_Selection_.
Ideas, Associations, and Misleading Interpretations
§10 Size, form, and material are the most distinctive features taken into account to label an object as “ritual object.” For example, unusual object sizes (very small or extra-large) are considered identifiers for assigning a “ritual” or “special” status to an object. Following this line of interpretation, a series of monumental vases dating to the sixth or fifth century BCE are thought to be used in some kind of ritual ceremonies. Too large for daily use, they are mostly found in sanctuaries.[8] Because of their remarkable size, scholars tend to associate them with a theoxenia ritual and with heroic banquets. Their large size is thus given a special value regarding its relation to the divine. Being exceptional in this respect, scholars are of the opinion that the massiveness of these vessels may represent an attempt to render these pots usable by the gods and heroes in their banquets.[9]
§11 Whatever the function of these vases, the use of their size as criterion for assigning status stems from modern preconceptions and cultural values. In a similar manner, miniature pots have long been considered to be “poor peoples’ offerings.”[10] When it comes to ritual, however, we should remember that these small vessels are divested of aesthetic and value considerations and are in turn vested with particular “ritual functions.” The forms of artifacts is also thought to provide us with evidence regarding their function. Function, clearly, does not follow form. One further distinction we ought to make is that “function” is different from “functionality” – that is the purpose that something is designed or expected to fulfill. As a consequence, the utilitarian interpretation of pottery found in sanctuaries is unsatisfactory. For example, most pots when found in a sanctuary context are considered “offerings.” Those destined for ritual, such as “libations,” would instead be a rare phenomenon.
§12 At the same time material also plays an important role. In fact, few vessels would be necessary for ritual and they would, most likely, have been made of metal.[11] Specific materials, however, are often used in scholarship as identifiers of “objects used in rituals.” For example, we often read that metal vessels, because of their “value,” were used in rituals. Although this point probably holds true for official occasions, where ritual is ostentatious (e.g. as it is also the case with processions), in other cases modest ceramics are more than adequate to perform what the ritual requires. Thus, “value” (a problematic term in its own right) is not a good identifier for “objects used within ritual.”
§13 To sum up so far: we are accustomed to understand size, form and material as having a priori specific connotations such as “over-size/divine” or “under-size/poor.” We infer that the same connotations were used in antiquity. We assume, for example, that when visitors to a sanctuary saw large vases they must have thought of them as banqueting equipment for gods and heroes. These objects, because they generate a story, have been labeled “narrative” objects. Behind this attractive categorization, there is a very practical idea. As it happened in antiquity, when direct information is lacking, we use our imagination to fill in the gaps.[12] Objects are considered in this case as supports for mythography. They allude to specific narratives or personages, and when the allusion in question is not clear, the spectator may link the actual object to one of the myths or stories he knows. This is more or less what Herodotus is doing when he identifies foreign gods with Greek ones. Pausanias is acting similarly when he identifies statues and divinities in various sanctuaries with local representations. This is the mechanism of “mythography without texts,” as Anne-Françoise Jaccottet termed it.[13] When the destined use of an object is no longer clear, this mechanism kicks in, generating assumed functions for objects. We subsequently link the objects to previously identified features in order to make sense of their outward properties.

_Task a_. Which people does the passage on ritual objects mention by name?
The records have no connection to the passage on ritual objects.

_Data provided_.

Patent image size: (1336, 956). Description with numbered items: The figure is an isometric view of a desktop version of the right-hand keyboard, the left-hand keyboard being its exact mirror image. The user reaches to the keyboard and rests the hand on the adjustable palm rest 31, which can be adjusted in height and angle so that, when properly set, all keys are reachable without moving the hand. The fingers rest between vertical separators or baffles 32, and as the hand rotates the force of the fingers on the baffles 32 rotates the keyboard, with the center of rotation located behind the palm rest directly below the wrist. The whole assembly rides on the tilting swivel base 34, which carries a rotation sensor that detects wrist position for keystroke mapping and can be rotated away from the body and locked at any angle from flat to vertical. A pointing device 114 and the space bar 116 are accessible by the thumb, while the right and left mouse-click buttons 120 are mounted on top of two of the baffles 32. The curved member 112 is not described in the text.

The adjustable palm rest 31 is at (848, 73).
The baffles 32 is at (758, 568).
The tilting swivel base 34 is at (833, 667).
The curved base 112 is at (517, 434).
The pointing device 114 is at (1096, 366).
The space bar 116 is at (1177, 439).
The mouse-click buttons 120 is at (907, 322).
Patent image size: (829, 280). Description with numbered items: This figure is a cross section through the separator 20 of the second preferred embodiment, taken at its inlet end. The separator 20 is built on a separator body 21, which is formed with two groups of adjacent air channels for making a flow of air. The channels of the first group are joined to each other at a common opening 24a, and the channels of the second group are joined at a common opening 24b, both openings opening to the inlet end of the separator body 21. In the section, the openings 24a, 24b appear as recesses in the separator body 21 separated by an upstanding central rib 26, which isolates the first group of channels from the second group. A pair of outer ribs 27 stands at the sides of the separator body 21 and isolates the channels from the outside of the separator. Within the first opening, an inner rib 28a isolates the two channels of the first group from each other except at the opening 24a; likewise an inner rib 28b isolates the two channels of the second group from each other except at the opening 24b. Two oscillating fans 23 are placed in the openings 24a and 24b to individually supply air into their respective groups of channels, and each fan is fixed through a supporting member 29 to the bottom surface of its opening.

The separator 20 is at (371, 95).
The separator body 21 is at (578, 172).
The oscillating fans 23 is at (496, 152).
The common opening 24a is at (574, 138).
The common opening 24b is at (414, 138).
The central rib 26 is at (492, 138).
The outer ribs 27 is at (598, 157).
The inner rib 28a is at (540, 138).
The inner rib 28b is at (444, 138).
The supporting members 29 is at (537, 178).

_Task b_. Can you turn the records into a numbered list without blank lines, starting at their first line and stopping after the line that contains "The pointing device 114 is at (1096, 366)."?

_Correct answer a_. Herodotus, Pausanias, Anne-Françoise Jaccottet

_Correct answer b_.
1. Patent image size: (1336, 956). Description with numbered items: The figure is an isometric view of a desktop version of the right-hand keyboard, the left-hand keyboard being its exact mirror image. The user reaches to the keyboard and rests the hand on the adjustable palm rest 31, which can be adjusted in height and angle so that, when properly set, all keys are reachable without moving the hand. The fingers rest between vertical separators or baffles 32, and as the hand rotates the force of the fingers on the baffles 32 rotates the keyboard, with the center of rotation located behind the palm rest directly below the wrist. The whole assembly rides on the tilting swivel base 34, which carries a rotation sensor that detects wrist position for keystroke mapping and can be rotated away from the body and locked at any angle from flat to vertical. A pointing device 114 and the space bar 116 are accessible by the thumb, while the right and left mouse-click buttons 120 are mounted on top of two of the baffles 32. The curved member 112 is not described in the text.
2. The adjustable palm rest 31 is at (848, 73).
3. The baffles 32 is at (758, 568).
4. The tilting swivel base 34 is at (833, 667).
5. The curved base 112 is at (517, 434).
6. The pointing device 114 is at (1096, 366).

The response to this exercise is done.